Written task ::
Copy out all lines that hold "требованиями".

Dataset excerpt:
● ● ● ● ● ● ●

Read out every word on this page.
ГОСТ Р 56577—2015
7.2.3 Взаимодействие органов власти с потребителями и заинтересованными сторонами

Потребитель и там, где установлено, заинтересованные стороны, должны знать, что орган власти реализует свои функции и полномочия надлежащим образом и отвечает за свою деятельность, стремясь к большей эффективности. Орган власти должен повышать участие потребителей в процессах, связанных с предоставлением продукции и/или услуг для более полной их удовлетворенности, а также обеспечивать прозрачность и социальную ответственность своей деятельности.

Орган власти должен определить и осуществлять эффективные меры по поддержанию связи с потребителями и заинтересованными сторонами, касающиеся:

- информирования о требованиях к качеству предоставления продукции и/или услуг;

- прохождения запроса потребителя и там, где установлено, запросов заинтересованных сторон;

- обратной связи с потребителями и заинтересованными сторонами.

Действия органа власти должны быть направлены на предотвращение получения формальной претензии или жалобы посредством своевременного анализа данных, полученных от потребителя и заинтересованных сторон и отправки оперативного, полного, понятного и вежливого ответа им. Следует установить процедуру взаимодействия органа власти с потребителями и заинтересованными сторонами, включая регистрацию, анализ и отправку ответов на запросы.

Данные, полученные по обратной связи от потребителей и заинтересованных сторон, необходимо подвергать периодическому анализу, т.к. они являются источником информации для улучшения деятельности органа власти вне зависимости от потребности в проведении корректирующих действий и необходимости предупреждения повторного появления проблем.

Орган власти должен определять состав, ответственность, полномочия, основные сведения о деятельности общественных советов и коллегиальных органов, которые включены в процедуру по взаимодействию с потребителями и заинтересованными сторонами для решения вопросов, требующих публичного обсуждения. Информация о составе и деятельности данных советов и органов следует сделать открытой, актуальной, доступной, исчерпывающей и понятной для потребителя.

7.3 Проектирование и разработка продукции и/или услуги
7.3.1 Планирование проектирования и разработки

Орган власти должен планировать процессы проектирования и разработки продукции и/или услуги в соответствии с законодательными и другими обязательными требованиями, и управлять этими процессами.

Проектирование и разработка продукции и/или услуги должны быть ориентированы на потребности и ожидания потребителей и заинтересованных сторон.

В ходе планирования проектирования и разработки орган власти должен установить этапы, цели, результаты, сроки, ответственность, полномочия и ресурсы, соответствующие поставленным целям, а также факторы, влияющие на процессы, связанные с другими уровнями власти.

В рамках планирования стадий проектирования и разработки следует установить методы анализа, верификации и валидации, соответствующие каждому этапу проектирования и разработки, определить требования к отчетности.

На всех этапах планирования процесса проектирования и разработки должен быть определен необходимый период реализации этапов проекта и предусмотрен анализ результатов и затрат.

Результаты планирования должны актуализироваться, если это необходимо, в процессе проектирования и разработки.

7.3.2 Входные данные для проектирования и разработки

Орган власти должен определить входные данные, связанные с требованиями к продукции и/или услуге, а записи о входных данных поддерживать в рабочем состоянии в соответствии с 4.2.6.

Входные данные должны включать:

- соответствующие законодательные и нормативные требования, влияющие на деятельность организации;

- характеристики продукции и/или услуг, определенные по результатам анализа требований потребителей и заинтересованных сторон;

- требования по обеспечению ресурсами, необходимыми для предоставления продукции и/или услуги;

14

● ● ● ● ● ● ●

Response to this task ::
Орган власти должен планировать процессы проектирования и разработки продукции и/или услуги в соответствии с законодательными и другими обязательными требованиями, и управлять этими процессами.
Орган власти должен определить входные данные, связанные с требованиями к продукции и/или услуге, а записи о входных данных поддерживать в рабочем состоянии в соответствии с 4.2.6.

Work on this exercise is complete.